▸ PROBLEM STATEMENT: All of the material below is to be repeated exactly.

----- DATASET CONTENT -----

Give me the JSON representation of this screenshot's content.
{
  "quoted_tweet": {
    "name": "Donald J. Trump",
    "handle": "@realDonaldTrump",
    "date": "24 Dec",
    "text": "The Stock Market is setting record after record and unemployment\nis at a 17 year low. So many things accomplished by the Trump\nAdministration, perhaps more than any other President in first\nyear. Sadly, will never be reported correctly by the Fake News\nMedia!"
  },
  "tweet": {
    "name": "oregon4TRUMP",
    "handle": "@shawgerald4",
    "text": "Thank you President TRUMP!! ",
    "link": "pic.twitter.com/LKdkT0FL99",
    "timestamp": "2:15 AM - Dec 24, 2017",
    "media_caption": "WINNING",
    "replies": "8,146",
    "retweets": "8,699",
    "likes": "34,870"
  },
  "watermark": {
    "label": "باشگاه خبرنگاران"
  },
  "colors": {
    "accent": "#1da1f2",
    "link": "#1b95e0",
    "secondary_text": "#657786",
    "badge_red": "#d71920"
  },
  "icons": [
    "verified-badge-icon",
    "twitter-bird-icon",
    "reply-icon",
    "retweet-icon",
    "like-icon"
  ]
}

-----

▸ WRITTEN ANSWER:
Give me the JSON representation of this screenshot's content.
{
  "quoted_tweet": {
    "name": "Donald J. Trump",
    "handle": "@realDonaldTrump",
    "date": "24 Dec",
    "text": "The Stock Market is setting record after record and unemployment\nis at a 17 year low. So many things accomplished by the Trump\nAdministration, perhaps more than any other President in first\nyear. Sadly, will never be reported correctly by the Fake News\nMedia!"
  },
  "tweet": {
    "name": "oregon4TRUMP",
    "handle": "@shawgerald4",
    "text": "Thank you President TRUMP!! ",
    "link": "pic.twitter.com/LKdkT0FL99",
    "timestamp": "2:15 AM - Dec 24, 2017",
    "media_caption": "WINNING",
    "replies": "8,146",
    "retweets": "8,699",
    "likes": "34,870"
  },
  "watermark": {
    "label": "باشگاه خبرنگاران"
  },
  "colors": {
    "accent": "#1da1f2",
    "link": "#1b95e0",
    "secondary_text": "#657786",
    "badge_red": "#d71920"
  },
  "icons": [
    "verified-badge-icon",
    "twitter-bird-icon",
    "reply-icon",
    "retweet-icon",
    "like-icon"
  ]
}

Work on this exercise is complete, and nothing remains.